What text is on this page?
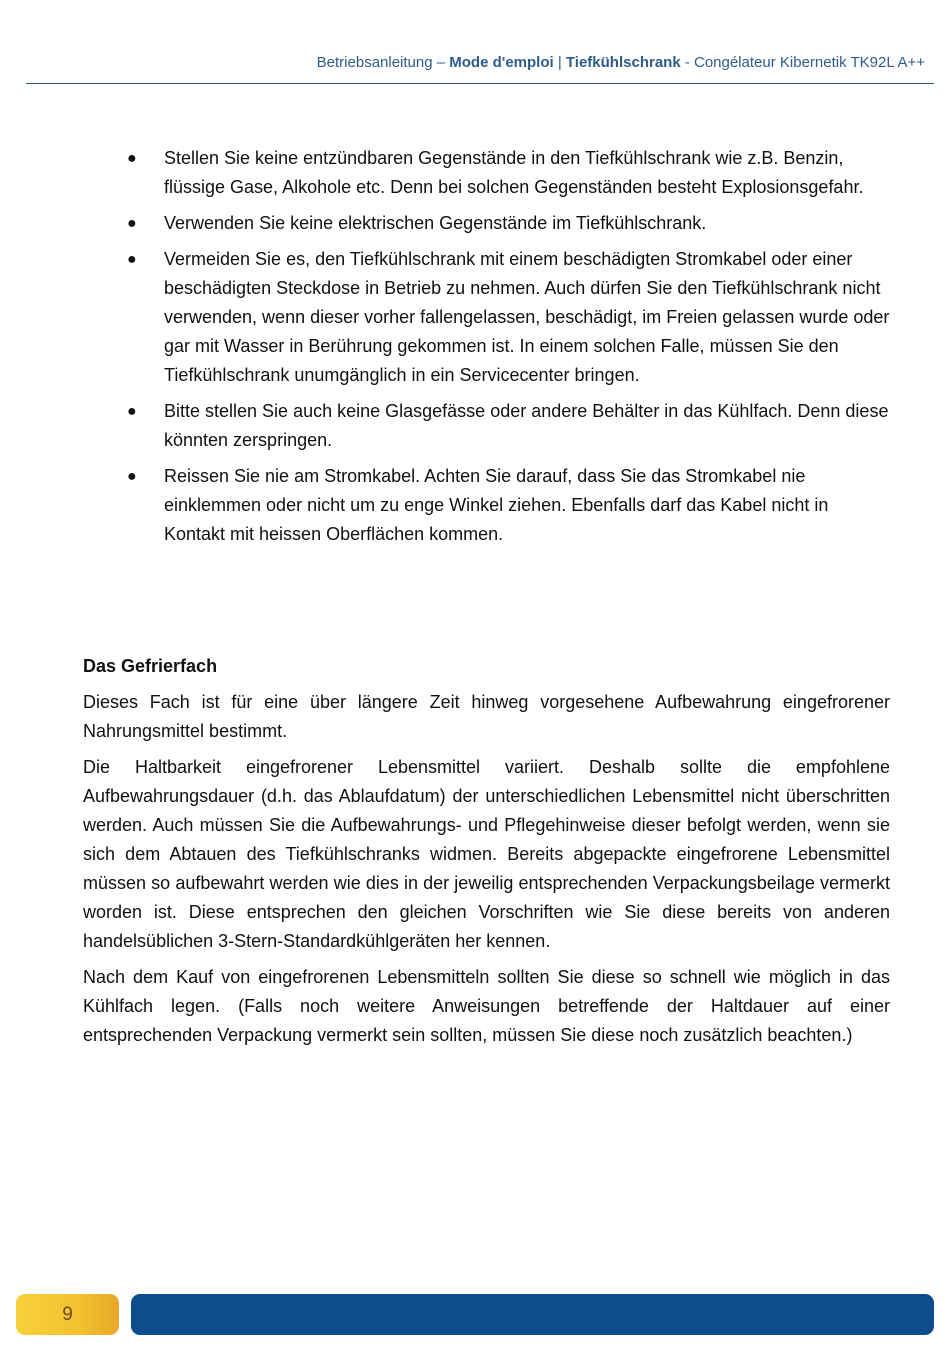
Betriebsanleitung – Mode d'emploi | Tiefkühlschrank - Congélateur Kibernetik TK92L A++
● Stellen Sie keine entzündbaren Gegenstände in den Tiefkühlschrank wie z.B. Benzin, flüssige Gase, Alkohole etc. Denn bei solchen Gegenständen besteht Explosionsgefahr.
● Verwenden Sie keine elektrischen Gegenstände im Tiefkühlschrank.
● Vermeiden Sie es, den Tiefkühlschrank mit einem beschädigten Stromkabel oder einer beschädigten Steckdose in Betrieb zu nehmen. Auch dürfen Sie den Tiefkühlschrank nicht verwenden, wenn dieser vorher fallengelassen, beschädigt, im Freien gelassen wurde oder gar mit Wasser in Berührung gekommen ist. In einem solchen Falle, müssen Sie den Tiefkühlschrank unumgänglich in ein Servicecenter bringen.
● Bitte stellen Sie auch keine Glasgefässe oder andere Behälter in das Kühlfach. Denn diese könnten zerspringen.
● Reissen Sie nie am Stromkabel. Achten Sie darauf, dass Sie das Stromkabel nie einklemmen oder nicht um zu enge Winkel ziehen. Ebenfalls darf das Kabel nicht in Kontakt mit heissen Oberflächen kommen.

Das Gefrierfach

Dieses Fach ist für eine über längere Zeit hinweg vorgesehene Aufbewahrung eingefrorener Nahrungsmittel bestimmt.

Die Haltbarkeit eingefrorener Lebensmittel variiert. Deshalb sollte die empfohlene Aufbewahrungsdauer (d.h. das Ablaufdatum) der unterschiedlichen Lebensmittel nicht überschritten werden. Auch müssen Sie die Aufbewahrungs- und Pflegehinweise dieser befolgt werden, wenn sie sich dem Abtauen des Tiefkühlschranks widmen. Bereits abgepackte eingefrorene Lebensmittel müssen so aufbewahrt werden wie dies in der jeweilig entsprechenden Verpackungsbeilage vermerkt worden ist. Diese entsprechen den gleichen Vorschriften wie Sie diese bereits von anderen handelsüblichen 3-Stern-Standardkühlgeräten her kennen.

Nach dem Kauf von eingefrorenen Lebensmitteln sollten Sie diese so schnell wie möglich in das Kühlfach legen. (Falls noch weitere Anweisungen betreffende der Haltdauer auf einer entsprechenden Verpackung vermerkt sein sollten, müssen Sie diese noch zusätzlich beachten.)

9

-*-*-

Directions: Tally the lines in the entries above that hold the word "Gegenstände". Reply with nothing but that count.

Exercise response: 2